Texto fuente –
************
Vicisitud y forma en Leopardi

Mario Luzi: Vicisitud y forma en Leopardi [1]
(Traducción de Ricardo H. Herrera) 
 

A la inquieta y discordante zona en que el crítico puede tener al demonio como aliado, Leopardi le superpone un amor intrínseco e inconfesado que emerge únicamente a condición de que se renuncie a su natural necesidad. Nos acomete así la preocupación de que estudiar a Leopardi torne superfluas e insuficientes todas las cualidades, y que más allá de nuestras hábiles perspectivas, su naturaleza alcance a eludirnos con el candor propio de quien ha consumado todo lo humano. Él es ese que es, sin necesidad de ayuda ni explicación. En ese gesto de disuadir las facultades que han suscitado en nosotros, poetas y santos son asombrosamente afines: esa manera de ofrecernos, si bien involuntariamente, una crónica a la cual el espíritu se aproxima con simplicidad, para luego sustraerse a nuestra adhesión superando esa parte de sí mismos que la había merecido, reflejándose en una mítica perfección. Lo terrestre y lo sobrenatural se aproximan, en poetas como Leopardi, siguiendo un ritmo opuesto a toda tentación y todo invisible; frente a ello, un alma demasiado interesada puede verse obligada a soportar la decepción de su arrebato. La aparente facilidad de aproximación, la ilusoria afinidad sugerida por algunas contingencias, han enorgullecido a muchos espíritus incapaces de ponerse límites; pero luego se hace evidente el flemático rechazo a ofrecer un camino, o a indicarlo al menos.

La vida no le deparó a Leopardi el gusto por las correspondencias, tampoco el del magnífico ejemplo; la elocuencia se vuelve hacia un estadio humano que el poeta imaginaba por encima de sí, más calmo y más íntegro, en el cual la emoción asumía su medida. Amplificación y gestos no son sino relaciones interiores entre sus varias condiciones, las pensadas y las vividas, recorridas por un timbre que postergaba el reconocimiento de la propia inutilidad. Pero el sentido profundo del arte, junto a su pureza, hacían de él una fuerza que tendía constantemente a eludir un mundo desarrollado y establecido sobre núcleos mucho más fríamente universales de lo que lo eran sus anotaciones. La completud de Leopardi se revela en su severa tendencia a desplazar las causas y las razones de la propia vida hacia un clima que ya no padece el contacto de las circunstancias. Y los románticos, está claro, se le oponen con la extensión al infinito de lo accidental, el enflure del peregrino. Sin embargo, merced a la confusión que algunos hábitos temáticos han favorecido al considerar la poesía, Leopardi ha sido catalogado como un “mensaje de dolor”, como “la historia de un alma”.

Y sin embargo en su vida no ha habido un dolor, sino el dolor: su vida no fue otra cosa que un esbozo, que sólo su canto, su estilo han sabido remontar.
************
Información extraída –
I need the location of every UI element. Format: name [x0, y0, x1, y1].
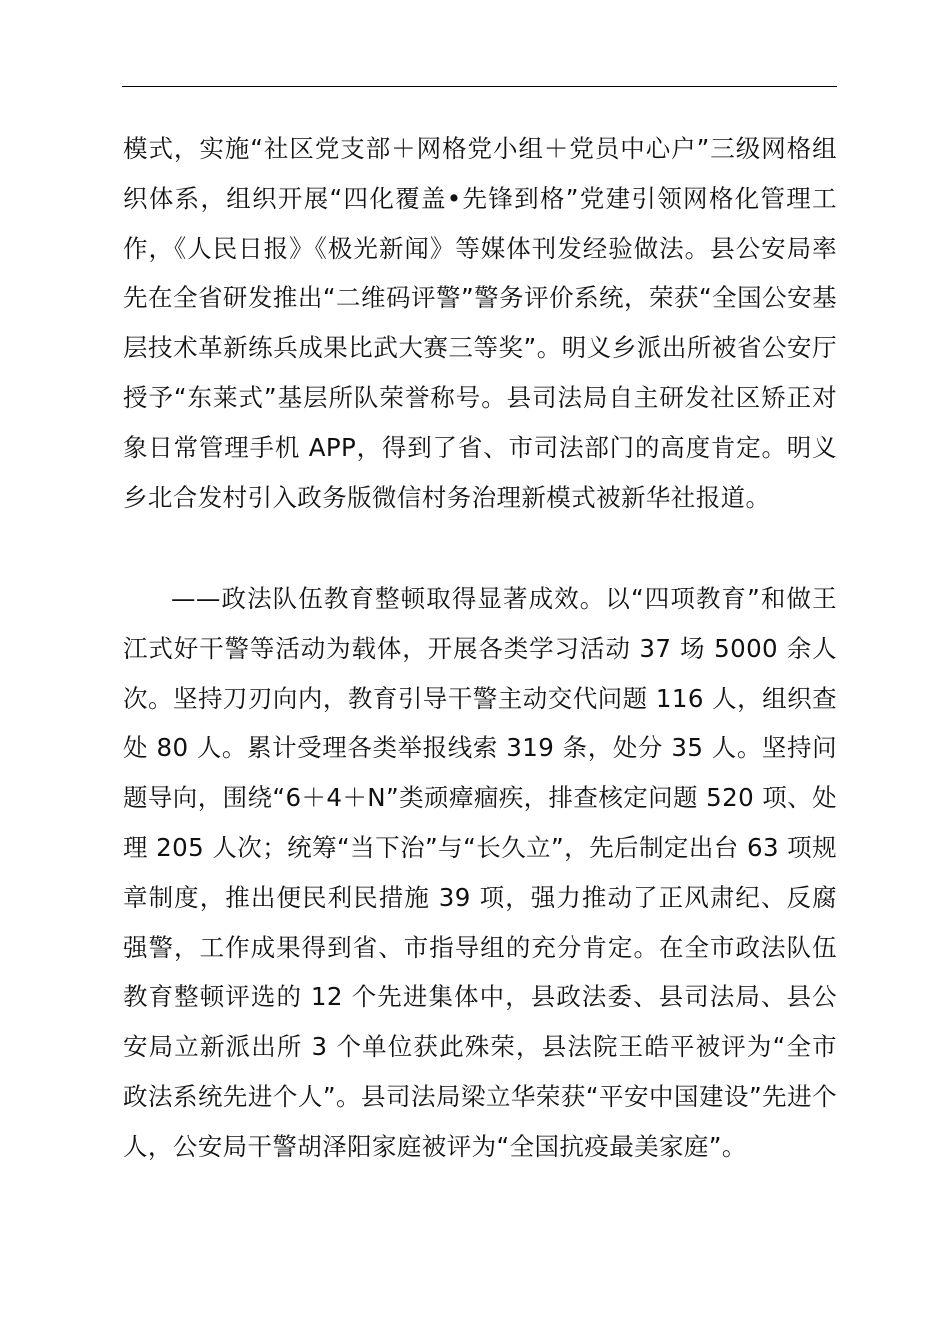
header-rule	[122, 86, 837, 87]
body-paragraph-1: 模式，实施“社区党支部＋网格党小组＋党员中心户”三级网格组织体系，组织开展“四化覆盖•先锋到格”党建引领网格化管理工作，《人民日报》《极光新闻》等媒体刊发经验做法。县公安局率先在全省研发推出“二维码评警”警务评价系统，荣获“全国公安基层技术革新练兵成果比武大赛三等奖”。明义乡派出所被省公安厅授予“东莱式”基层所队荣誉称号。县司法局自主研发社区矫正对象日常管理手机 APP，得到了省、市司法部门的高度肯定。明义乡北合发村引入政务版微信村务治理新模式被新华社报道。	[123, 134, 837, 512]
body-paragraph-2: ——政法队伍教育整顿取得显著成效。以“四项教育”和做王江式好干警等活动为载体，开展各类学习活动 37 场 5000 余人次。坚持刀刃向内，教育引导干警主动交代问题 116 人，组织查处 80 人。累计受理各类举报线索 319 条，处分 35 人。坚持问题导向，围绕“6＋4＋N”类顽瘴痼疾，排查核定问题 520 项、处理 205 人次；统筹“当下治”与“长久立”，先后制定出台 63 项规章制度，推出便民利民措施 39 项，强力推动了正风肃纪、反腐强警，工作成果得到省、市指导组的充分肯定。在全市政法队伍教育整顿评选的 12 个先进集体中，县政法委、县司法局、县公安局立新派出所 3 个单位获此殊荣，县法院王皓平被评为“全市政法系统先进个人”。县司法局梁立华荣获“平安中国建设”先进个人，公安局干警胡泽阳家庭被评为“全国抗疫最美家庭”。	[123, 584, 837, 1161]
************
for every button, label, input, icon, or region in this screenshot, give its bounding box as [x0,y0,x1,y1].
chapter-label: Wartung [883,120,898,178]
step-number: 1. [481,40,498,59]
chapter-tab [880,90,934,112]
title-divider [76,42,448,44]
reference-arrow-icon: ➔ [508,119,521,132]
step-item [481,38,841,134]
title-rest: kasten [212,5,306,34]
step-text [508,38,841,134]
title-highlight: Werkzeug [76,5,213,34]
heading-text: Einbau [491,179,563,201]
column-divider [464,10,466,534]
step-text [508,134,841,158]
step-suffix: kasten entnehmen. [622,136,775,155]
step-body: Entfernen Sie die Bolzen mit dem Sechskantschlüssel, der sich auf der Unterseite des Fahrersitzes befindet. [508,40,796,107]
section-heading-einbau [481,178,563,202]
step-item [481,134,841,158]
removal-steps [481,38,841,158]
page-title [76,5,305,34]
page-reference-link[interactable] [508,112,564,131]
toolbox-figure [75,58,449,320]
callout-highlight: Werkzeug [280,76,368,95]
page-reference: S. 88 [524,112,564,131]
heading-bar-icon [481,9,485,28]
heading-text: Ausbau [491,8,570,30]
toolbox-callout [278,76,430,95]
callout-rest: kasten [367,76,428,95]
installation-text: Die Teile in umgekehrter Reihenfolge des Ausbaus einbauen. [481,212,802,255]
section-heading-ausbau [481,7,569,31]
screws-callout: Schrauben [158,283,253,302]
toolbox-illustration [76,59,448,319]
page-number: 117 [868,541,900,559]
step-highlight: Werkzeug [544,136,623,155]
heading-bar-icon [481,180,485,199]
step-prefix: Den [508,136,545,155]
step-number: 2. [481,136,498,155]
************
Tarea propuesta – Vuelve a escribir, sin cambios, el pasaje del texto sobre Leopardi que empieza en las palabras «Y sin embargo» y termina después de «han sabido remontar.». Las líneas anteriores no son necesarias.

Solución –
Y sin embargo en su vida no ha habido un dolor, sino el dolor: su vida no fue otra cosa que un esbozo, que sólo su canto, su estilo han sabido remontar.